Work to do: Look for the word "wildlife" in the entries below, then copy every line that has it.

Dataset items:
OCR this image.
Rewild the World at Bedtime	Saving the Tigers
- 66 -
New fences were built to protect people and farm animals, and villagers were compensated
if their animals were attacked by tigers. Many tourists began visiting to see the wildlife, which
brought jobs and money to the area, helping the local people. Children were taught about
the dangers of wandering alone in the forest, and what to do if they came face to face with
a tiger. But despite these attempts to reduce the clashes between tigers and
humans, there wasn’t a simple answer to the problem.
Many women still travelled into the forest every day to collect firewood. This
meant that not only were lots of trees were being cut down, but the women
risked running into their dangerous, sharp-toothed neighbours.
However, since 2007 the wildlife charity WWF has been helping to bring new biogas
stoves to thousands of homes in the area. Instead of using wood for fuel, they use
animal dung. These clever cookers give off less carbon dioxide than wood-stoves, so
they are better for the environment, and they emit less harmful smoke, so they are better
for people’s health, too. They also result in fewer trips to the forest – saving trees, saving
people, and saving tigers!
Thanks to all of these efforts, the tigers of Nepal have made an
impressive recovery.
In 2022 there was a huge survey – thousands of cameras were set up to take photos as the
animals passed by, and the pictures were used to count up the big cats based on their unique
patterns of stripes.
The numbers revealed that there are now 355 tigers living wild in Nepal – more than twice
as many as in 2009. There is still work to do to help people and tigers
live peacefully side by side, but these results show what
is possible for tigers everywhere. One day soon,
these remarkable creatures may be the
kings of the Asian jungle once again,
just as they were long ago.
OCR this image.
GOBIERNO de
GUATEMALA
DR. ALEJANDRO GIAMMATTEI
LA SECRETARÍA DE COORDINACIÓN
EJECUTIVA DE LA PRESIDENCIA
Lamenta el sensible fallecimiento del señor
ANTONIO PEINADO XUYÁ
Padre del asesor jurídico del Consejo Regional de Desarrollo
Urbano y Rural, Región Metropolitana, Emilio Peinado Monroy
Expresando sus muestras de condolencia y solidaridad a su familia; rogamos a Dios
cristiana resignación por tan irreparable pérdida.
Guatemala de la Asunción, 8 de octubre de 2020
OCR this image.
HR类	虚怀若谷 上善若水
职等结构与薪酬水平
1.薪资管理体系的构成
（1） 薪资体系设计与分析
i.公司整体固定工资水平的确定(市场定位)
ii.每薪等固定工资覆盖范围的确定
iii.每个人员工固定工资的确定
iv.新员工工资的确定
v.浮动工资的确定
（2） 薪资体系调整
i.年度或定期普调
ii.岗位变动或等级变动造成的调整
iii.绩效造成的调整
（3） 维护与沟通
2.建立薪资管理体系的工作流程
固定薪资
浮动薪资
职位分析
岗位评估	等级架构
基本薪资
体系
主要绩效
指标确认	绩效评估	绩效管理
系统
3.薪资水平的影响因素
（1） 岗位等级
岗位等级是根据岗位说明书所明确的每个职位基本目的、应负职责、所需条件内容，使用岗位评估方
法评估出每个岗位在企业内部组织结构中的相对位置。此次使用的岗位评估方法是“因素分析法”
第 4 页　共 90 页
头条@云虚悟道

Result for this task:
if their animals were attacked by tigers. Many tourists began visiting to see the wildlife, which
However, since 2007 the wildlife charity WWF has been helping to bring new biogas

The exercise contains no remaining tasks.